Go through the records and show each line where the word "Temperatura" occurs.
◇ ◇ ◇ ◇ ◇
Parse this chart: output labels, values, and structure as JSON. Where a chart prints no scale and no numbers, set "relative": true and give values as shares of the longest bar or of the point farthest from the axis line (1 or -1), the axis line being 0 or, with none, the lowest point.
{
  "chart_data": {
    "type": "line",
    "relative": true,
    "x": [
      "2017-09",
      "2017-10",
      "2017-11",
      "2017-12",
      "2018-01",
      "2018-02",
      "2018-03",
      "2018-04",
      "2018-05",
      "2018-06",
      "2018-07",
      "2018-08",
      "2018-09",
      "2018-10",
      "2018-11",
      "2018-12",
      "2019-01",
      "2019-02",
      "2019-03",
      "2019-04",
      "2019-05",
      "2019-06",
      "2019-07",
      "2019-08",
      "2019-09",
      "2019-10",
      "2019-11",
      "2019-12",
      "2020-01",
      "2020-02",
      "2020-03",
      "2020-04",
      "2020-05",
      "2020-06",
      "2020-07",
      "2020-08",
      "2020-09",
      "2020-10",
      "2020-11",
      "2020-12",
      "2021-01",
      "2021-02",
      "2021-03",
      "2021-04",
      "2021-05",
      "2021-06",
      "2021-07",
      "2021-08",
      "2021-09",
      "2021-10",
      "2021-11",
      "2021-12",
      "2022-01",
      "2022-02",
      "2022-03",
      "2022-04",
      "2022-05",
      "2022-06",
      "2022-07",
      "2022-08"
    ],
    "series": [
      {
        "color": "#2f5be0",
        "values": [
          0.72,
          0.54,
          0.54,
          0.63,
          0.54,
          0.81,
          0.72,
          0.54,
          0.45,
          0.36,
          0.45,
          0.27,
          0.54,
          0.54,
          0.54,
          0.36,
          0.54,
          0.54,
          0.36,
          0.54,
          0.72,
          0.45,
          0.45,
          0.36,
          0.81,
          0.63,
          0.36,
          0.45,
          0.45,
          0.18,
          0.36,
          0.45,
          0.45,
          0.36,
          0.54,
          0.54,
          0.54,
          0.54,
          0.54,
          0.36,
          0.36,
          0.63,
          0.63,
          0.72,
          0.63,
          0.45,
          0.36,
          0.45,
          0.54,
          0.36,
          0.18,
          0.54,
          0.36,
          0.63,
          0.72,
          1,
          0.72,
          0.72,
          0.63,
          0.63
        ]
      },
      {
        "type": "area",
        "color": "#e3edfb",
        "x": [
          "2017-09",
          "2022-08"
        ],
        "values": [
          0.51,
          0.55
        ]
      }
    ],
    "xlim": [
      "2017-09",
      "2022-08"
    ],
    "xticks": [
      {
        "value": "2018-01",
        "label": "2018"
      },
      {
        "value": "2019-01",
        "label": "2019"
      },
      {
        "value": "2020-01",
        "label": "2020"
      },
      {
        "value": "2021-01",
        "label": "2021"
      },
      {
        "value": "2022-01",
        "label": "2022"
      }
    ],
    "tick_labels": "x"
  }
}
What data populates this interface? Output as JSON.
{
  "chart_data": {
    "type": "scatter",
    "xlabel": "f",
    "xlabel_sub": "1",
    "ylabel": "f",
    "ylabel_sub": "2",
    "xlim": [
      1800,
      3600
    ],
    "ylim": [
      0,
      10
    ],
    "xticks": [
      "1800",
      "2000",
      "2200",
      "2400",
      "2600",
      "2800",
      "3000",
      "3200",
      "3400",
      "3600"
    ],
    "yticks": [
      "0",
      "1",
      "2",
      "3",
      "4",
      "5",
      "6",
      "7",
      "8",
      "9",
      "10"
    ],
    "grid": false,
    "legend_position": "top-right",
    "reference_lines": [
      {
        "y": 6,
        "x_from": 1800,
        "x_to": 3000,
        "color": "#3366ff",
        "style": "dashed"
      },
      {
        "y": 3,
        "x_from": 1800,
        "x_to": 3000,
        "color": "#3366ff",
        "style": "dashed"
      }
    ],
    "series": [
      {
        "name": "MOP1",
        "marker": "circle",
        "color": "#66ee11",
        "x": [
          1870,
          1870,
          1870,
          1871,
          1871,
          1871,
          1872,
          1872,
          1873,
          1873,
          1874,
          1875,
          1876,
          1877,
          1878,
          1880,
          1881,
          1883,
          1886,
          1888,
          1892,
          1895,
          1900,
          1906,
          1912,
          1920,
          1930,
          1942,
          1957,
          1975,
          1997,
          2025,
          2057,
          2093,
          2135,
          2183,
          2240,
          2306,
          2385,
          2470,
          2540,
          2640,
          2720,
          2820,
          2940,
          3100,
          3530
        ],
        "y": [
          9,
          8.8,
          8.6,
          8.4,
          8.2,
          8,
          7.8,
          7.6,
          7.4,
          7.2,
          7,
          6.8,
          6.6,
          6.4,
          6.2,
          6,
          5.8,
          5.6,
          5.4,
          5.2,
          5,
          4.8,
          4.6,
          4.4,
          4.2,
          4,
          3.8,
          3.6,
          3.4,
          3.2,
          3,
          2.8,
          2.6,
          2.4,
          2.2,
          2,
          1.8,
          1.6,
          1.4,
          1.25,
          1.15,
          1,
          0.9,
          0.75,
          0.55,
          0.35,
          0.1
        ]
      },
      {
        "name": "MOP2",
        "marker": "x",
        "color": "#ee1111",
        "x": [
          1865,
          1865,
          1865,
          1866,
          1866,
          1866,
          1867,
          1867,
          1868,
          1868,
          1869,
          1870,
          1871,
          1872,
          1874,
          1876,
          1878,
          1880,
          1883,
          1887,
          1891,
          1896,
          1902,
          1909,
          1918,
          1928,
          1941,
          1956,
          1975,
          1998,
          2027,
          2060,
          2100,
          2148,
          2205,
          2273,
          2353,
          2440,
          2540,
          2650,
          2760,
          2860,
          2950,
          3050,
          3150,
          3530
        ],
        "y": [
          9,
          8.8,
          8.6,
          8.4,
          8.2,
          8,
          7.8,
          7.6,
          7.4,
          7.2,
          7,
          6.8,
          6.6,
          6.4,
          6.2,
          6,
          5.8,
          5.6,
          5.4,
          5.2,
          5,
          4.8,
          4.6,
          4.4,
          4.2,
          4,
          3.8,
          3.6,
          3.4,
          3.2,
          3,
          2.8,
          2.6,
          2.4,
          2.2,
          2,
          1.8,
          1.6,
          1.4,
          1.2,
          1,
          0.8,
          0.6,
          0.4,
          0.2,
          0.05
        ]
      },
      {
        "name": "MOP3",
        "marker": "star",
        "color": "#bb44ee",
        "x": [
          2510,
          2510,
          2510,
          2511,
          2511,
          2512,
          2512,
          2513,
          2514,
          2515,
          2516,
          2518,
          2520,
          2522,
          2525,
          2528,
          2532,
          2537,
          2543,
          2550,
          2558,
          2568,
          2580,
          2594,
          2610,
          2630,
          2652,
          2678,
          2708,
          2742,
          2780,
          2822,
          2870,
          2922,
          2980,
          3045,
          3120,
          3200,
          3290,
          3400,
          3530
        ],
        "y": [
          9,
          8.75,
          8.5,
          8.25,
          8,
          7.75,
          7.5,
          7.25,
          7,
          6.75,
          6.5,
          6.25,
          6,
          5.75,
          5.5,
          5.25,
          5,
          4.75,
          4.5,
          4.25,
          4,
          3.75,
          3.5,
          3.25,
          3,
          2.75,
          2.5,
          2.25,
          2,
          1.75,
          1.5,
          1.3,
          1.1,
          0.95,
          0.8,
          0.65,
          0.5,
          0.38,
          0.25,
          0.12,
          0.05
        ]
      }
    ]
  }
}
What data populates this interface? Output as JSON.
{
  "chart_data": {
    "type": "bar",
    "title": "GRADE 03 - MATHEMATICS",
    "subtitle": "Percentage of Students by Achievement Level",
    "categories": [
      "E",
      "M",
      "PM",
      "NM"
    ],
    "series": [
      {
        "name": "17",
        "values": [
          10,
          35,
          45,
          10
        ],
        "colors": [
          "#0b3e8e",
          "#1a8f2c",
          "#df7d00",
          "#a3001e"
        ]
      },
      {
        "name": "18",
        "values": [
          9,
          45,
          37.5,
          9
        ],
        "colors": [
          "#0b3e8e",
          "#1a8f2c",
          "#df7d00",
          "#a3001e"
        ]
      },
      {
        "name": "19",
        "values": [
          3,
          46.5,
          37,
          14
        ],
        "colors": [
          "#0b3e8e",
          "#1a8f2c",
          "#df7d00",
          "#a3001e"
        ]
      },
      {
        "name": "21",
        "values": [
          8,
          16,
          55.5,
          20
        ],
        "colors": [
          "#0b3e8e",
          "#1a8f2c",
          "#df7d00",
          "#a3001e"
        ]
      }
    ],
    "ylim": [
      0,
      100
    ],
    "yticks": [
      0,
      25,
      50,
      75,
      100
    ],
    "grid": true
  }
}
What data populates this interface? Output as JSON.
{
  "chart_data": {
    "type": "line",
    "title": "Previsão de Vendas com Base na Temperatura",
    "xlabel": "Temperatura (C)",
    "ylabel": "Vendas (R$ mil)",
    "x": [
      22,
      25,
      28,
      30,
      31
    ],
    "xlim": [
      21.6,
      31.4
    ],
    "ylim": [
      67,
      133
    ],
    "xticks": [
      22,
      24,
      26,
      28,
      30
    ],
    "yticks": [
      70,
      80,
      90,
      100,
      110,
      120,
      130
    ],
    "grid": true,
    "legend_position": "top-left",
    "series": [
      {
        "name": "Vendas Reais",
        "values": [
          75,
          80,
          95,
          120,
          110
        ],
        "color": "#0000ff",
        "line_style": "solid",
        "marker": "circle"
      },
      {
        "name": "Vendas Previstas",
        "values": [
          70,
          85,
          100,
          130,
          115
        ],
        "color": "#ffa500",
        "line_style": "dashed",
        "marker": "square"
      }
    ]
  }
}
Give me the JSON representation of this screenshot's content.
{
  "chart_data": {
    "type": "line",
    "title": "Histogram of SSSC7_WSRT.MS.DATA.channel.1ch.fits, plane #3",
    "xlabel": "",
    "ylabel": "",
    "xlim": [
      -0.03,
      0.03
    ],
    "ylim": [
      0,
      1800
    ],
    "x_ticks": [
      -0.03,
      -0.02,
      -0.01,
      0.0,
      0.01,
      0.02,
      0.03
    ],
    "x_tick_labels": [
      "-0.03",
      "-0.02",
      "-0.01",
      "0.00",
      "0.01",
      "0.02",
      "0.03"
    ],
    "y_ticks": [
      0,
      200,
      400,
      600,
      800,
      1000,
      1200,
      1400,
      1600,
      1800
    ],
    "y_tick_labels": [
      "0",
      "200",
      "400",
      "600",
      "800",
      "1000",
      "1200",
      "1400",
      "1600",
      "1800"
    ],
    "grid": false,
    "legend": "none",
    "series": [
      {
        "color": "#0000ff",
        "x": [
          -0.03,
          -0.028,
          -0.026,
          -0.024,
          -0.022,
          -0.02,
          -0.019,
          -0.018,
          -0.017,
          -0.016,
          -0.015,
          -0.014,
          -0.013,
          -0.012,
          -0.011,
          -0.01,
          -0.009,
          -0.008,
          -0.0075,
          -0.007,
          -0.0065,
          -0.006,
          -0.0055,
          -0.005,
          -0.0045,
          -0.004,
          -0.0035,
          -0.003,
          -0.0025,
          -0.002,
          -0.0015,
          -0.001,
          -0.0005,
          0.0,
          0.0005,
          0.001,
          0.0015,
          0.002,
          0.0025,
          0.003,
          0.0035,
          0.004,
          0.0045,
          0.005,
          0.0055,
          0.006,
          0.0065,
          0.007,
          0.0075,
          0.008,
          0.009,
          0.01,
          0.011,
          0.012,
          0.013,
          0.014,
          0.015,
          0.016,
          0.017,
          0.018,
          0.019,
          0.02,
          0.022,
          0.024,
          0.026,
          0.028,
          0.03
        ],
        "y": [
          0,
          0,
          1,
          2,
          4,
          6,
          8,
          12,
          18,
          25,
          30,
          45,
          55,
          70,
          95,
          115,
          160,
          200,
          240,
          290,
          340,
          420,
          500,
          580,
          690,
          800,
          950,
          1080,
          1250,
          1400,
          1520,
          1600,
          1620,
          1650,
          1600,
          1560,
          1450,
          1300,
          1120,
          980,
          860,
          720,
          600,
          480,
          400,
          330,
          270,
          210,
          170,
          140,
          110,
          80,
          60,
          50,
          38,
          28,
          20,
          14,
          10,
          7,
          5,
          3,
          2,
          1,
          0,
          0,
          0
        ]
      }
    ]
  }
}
◇ ◇ ◇ ◇ ◇
* [Correct output]
    "title": "Previsão de Vendas com Base na Temperatura",
    "xlabel": "Temperatura (C)",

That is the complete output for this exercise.